## Information provided
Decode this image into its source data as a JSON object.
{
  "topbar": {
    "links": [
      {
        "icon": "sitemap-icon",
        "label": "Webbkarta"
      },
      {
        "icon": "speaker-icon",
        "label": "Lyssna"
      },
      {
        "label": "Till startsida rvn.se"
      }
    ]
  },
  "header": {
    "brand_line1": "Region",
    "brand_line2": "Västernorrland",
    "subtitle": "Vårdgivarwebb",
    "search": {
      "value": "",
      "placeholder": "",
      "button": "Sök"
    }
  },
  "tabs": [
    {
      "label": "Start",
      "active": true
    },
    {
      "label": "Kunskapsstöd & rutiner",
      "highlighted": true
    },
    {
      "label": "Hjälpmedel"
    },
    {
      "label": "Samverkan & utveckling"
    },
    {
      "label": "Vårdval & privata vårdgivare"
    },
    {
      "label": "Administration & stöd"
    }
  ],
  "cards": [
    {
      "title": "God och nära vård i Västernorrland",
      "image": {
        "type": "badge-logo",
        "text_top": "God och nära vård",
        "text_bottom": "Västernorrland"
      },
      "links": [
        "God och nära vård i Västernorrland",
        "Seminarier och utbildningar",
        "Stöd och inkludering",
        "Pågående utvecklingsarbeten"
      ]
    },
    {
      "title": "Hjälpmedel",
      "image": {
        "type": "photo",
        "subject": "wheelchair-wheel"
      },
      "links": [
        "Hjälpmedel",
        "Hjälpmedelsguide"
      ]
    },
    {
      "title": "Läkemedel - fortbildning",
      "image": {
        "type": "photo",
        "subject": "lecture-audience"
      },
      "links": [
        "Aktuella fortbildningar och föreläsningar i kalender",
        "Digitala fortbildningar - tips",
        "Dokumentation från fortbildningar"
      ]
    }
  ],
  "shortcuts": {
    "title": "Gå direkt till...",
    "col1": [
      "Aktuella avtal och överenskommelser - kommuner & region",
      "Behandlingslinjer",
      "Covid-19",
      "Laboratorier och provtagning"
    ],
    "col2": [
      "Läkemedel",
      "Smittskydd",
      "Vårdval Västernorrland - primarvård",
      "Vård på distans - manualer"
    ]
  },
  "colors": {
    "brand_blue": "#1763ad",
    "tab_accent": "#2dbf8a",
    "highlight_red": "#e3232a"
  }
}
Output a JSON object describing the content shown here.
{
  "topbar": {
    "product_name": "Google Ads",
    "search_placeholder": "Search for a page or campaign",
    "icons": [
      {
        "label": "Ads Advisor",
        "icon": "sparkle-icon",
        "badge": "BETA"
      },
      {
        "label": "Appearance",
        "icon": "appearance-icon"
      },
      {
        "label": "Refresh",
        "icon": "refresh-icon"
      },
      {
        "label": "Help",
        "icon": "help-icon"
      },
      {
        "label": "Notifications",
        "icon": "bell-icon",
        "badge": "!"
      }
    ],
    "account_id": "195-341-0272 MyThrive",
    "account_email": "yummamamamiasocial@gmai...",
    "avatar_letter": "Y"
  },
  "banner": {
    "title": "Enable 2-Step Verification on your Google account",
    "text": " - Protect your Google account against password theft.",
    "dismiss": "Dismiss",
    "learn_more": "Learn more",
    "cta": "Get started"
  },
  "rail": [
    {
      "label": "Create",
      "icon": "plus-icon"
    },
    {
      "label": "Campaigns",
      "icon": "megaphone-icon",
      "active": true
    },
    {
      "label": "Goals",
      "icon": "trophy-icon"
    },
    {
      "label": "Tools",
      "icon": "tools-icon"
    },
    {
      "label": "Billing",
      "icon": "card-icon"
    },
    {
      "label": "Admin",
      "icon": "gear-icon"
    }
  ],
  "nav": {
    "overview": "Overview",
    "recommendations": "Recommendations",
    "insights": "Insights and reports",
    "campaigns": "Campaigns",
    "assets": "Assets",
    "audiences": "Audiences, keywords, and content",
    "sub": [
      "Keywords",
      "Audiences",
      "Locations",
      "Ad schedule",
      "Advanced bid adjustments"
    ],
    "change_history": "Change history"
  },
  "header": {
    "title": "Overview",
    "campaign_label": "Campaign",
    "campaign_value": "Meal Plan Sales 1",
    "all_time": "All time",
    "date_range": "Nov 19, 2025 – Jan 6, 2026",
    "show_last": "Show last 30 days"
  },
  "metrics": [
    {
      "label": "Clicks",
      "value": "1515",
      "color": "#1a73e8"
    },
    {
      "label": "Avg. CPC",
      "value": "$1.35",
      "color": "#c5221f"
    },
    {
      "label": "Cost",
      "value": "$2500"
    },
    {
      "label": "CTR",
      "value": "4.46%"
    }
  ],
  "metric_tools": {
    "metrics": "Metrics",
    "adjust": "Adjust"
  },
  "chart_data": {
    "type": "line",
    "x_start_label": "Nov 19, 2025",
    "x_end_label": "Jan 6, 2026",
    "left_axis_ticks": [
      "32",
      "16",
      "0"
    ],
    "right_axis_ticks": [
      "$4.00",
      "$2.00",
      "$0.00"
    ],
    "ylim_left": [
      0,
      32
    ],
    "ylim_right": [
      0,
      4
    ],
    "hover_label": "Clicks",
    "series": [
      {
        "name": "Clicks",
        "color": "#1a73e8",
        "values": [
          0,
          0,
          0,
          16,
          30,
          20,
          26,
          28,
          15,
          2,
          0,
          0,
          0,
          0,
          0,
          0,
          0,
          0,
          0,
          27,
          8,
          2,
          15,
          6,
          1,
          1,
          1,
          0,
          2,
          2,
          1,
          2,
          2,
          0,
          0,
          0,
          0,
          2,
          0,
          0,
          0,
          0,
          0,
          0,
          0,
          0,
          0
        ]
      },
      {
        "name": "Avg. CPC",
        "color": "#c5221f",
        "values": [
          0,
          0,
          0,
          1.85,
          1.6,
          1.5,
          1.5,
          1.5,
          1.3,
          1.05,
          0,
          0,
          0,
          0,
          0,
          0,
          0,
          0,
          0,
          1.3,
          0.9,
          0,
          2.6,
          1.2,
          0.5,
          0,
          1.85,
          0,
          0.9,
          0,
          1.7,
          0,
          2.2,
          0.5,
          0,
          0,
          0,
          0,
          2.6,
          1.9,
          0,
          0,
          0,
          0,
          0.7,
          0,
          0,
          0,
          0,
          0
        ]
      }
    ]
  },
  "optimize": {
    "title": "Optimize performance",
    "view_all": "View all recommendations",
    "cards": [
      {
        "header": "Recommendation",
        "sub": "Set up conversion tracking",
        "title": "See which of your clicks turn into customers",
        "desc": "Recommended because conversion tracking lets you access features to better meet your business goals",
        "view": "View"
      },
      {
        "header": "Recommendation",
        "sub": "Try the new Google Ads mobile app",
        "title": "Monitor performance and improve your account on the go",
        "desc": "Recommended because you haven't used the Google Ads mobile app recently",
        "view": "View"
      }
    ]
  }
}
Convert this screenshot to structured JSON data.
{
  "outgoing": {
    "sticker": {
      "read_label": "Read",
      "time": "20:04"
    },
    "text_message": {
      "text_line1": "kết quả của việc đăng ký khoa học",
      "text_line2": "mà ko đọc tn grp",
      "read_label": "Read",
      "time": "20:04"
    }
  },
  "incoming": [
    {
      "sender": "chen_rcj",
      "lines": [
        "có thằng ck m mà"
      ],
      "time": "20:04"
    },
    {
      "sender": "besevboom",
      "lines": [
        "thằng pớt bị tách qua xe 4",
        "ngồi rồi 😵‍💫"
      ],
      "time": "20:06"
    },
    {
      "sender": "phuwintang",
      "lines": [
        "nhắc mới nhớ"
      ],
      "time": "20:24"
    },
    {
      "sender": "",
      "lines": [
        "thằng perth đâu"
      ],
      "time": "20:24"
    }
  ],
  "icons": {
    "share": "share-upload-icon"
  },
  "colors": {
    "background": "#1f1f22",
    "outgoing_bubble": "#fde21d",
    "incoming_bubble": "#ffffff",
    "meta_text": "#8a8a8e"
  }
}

## Your goal
Write out the data again, exactly and in full.

## Response for this exercise
Decode this image into its source data as a JSON object.
{
  "topbar": {
    "links": [
      {
        "icon": "sitemap-icon",
        "label": "Webbkarta"
      },
      {
        "icon": "speaker-icon",
        "label": "Lyssna"
      },
      {
        "label": "Till startsida rvn.se"
      }
    ]
  },
  "header": {
    "brand_line1": "Region",
    "brand_line2": "Västernorrland",
    "subtitle": "Vårdgivarwebb",
    "search": {
      "value": "",
      "placeholder": "",
      "button": "Sök"
    }
  },
  "tabs": [
    {
      "label": "Start",
      "active": true
    },
    {
      "label": "Kunskapsstöd & rutiner",
      "highlighted": true
    },
    {
      "label": "Hjälpmedel"
    },
    {
      "label": "Samverkan & utveckling"
    },
    {
      "label": "Vårdval & privata vårdgivare"
    },
    {
      "label": "Administration & stöd"
    }
  ],
  "cards": [
    {
      "title": "God och nära vård i Västernorrland",
      "image": {
        "type": "badge-logo",
        "text_top": "God och nära vård",
        "text_bottom": "Västernorrland"
      },
      "links": [
        "God och nära vård i Västernorrland",
        "Seminarier och utbildningar",
        "Stöd och inkludering",
        "Pågående utvecklingsarbeten"
      ]
    },
    {
      "title": "Hjälpmedel",
      "image": {
        "type": "photo",
        "subject": "wheelchair-wheel"
      },
      "links": [
        "Hjälpmedel",
        "Hjälpmedelsguide"
      ]
    },
    {
      "title": "Läkemedel - fortbildning",
      "image": {
        "type": "photo",
        "subject": "lecture-audience"
      },
      "links": [
        "Aktuella fortbildningar och föreläsningar i kalender",
        "Digitala fortbildningar - tips",
        "Dokumentation från fortbildningar"
      ]
    }
  ],
  "shortcuts": {
    "title": "Gå direkt till...",
    "col1": [
      "Aktuella avtal och överenskommelser - kommuner & region",
      "Behandlingslinjer",
      "Covid-19",
      "Laboratorier och provtagning"
    ],
    "col2": [
      "Läkemedel",
      "Smittskydd",
      "Vårdval Västernorrland - primarvård",
      "Vård på distans - manualer"
    ]
  },
  "colors": {
    "brand_blue": "#1763ad",
    "tab_accent": "#2dbf8a",
    "highlight_red": "#e3232a"
  }
}
Output a JSON object describing the content shown here.
{
  "topbar": {
    "product_name": "Google Ads",
    "search_placeholder": "Search for a page or campaign",
    "icons": [
      {
        "label": "Ads Advisor",
        "icon": "sparkle-icon",
        "badge": "BETA"
      },
      {
        "label": "Appearance",
        "icon": "appearance-icon"
      },
      {
        "label": "Refresh",
        "icon": "refresh-icon"
      },
      {
        "label": "Help",
        "icon": "help-icon"
      },
      {
        "label": "Notifications",
        "icon": "bell-icon",
        "badge": "!"
      }
    ],
    "account_id": "195-341-0272 MyThrive",
    "account_email": "yummamamamiasocial@gmai...",
    "avatar_letter": "Y"
  },
  "banner": {
    "title": "Enable 2-Step Verification on your Google account",
    "text": " - Protect your Google account against password theft.",
    "dismiss": "Dismiss",
    "learn_more": "Learn more",
    "cta": "Get started"
  },
  "rail": [
    {
      "label": "Create",
      "icon": "plus-icon"
    },
    {
      "label": "Campaigns",
      "icon": "megaphone-icon",
      "active": true
    },
    {
      "label": "Goals",
      "icon": "trophy-icon"
    },
    {
      "label": "Tools",
      "icon": "tools-icon"
    },
    {
      "label": "Billing",
      "icon": "card-icon"
    },
    {
      "label": "Admin",
      "icon": "gear-icon"
    }
  ],
  "nav": {
    "overview": "Overview",
    "recommendations": "Recommendations",
    "insights": "Insights and reports",
    "campaigns": "Campaigns",
    "assets": "Assets",
    "audiences": "Audiences, keywords, and content",
    "sub": [
      "Keywords",
      "Audiences",
      "Locations",
      "Ad schedule",
      "Advanced bid adjustments"
    ],
    "change_history": "Change history"
  },
  "header": {
    "title": "Overview",
    "campaign_label": "Campaign",
    "campaign_value": "Meal Plan Sales 1",
    "all_time": "All time",
    "date_range": "Nov 19, 2025 – Jan 6, 2026",
    "show_last": "Show last 30 days"
  },
  "metrics": [
    {
      "label": "Clicks",
      "value": "1515",
      "color": "#1a73e8"
    },
    {
      "label": "Avg. CPC",
      "value": "$1.35",
      "color": "#c5221f"
    },
    {
      "label": "Cost",
      "value": "$2500"
    },
    {
      "label": "CTR",
      "value": "4.46%"
    }
  ],
  "metric_tools": {
    "metrics": "Metrics",
    "adjust": "Adjust"
  },
  "chart_data": {
    "type": "line",
    "x_start_label": "Nov 19, 2025",
    "x_end_label": "Jan 6, 2026",
    "left_axis_ticks": [
      "32",
      "16",
      "0"
    ],
    "right_axis_ticks": [
      "$4.00",
      "$2.00",
      "$0.00"
    ],
    "ylim_left": [
      0,
      32
    ],
    "ylim_right": [
      0,
      4
    ],
    "hover_label": "Clicks",
    "series": [
      {
        "name": "Clicks",
        "color": "#1a73e8",
        "values": [
          0,
          0,
          0,
          16,
          30,
          20,
          26,
          28,
          15,
          2,
          0,
          0,
          0,
          0,
          0,
          0,
          0,
          0,
          0,
          27,
          8,
          2,
          15,
          6,
          1,
          1,
          1,
          0,
          2,
          2,
          1,
          2,
          2,
          0,
          0,
          0,
          0,
          2,
          0,
          0,
          0,
          0,
          0,
          0,
          0,
          0,
          0
        ]
      },
      {
        "name": "Avg. CPC",
        "color": "#c5221f",
        "values": [
          0,
          0,
          0,
          1.85,
          1.6,
          1.5,
          1.5,
          1.5,
          1.3,
          1.05,
          0,
          0,
          0,
          0,
          0,
          0,
          0,
          0,
          0,
          1.3,
          0.9,
          0,
          2.6,
          1.2,
          0.5,
          0,
          1.85,
          0,
          0.9,
          0,
          1.7,
          0,
          2.2,
          0.5,
          0,
          0,
          0,
          0,
          2.6,
          1.9,
          0,
          0,
          0,
          0,
          0.7,
          0,
          0,
          0,
          0,
          0
        ]
      }
    ]
  },
  "optimize": {
    "title": "Optimize performance",
    "view_all": "View all recommendations",
    "cards": [
      {
        "header": "Recommendation",
        "sub": "Set up conversion tracking",
        "title": "See which of your clicks turn into customers",
        "desc": "Recommended because conversion tracking lets you access features to better meet your business goals",
        "view": "View"
      },
      {
        "header": "Recommendation",
        "sub": "Try the new Google Ads mobile app",
        "title": "Monitor performance and improve your account on the go",
        "desc": "Recommended because you haven't used the Google Ads mobile app recently",
        "view": "View"
      }
    ]
  }
}
Convert this screenshot to structured JSON data.
{
  "outgoing": {
    "sticker": {
      "read_label": "Read",
      "time": "20:04"
    },
    "text_message": {
      "text_line1": "kết quả của việc đăng ký khoa học",
      "text_line2": "mà ko đọc tn grp",
      "read_label": "Read",
      "time": "20:04"
    }
  },
  "incoming": [
    {
      "sender": "chen_rcj",
      "lines": [
        "có thằng ck m mà"
      ],
      "time": "20:04"
    },
    {
      "sender": "besevboom",
      "lines": [
        "thằng pớt bị tách qua xe 4",
        "ngồi rồi 😵‍💫"
      ],
      "time": "20:06"
    },
    {
      "sender": "phuwintang",
      "lines": [
        "nhắc mới nhớ"
      ],
      "time": "20:24"
    },
    {
      "sender": "",
      "lines": [
        "thằng perth đâu"
      ],
      "time": "20:24"
    }
  ],
  "icons": {
    "share": "share-upload-icon"
  },
  "colors": {
    "background": "#1f1f22",
    "outgoing_bubble": "#fde21d",
    "incoming_bubble": "#ffffff",
    "meta_text": "#8a8a8e"
  }
}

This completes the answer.